Set problem —
Pull out every line below that holds the word "text".

** begin Stored records **

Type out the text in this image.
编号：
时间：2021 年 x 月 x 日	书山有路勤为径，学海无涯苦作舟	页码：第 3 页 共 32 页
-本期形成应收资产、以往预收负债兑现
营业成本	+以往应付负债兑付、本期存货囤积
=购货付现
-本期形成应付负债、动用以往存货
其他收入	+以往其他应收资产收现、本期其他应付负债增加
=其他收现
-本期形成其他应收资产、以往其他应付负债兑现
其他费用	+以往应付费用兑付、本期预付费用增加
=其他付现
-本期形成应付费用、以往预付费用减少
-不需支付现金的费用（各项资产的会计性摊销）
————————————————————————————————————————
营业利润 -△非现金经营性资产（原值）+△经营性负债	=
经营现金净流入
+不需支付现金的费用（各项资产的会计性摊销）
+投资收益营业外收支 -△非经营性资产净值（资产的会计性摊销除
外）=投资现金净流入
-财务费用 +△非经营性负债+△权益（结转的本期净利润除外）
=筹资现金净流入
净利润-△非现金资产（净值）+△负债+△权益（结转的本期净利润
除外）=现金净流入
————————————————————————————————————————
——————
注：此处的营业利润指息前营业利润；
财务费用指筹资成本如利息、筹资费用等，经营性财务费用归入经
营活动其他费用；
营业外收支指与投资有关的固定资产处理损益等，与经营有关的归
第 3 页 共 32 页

** end Stored records **
** begin Stored records **

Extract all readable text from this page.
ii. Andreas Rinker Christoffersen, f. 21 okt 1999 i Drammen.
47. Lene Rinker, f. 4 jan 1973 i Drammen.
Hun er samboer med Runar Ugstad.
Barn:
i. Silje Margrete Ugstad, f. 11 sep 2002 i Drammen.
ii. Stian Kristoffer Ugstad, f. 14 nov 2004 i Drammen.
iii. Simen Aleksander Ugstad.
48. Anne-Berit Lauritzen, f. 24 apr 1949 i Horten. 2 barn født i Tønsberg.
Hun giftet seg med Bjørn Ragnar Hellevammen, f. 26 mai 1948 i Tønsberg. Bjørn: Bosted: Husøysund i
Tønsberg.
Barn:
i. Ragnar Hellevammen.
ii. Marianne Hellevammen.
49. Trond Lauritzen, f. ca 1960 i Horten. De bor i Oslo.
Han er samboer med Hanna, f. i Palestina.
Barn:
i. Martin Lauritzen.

** end Stored records **
** begin Stored records **

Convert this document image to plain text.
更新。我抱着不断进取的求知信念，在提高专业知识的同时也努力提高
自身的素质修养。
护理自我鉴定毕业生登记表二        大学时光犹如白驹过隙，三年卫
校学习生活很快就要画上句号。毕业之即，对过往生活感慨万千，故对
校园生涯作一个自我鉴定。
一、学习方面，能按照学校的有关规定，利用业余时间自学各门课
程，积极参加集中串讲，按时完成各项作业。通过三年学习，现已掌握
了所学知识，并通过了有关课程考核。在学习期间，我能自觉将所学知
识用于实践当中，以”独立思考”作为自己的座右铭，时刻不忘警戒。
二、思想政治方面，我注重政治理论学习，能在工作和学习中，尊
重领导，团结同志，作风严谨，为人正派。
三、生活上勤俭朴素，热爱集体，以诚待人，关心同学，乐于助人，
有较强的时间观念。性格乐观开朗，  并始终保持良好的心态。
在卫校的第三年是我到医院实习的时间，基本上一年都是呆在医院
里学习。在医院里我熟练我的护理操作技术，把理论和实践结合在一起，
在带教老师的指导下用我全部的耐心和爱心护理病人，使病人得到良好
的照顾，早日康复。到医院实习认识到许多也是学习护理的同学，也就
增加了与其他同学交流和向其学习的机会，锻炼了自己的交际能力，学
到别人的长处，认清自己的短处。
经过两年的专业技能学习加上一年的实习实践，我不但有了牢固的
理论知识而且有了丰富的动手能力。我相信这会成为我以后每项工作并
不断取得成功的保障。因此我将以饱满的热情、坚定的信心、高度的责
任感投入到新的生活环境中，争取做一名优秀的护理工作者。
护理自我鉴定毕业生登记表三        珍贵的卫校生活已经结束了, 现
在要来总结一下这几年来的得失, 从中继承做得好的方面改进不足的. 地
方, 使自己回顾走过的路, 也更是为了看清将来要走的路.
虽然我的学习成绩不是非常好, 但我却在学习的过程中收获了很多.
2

** end Stored records **

Result for this exercise —
Type out the text in this image.
Extract all readable text from this page.
Convert this document image to plain text.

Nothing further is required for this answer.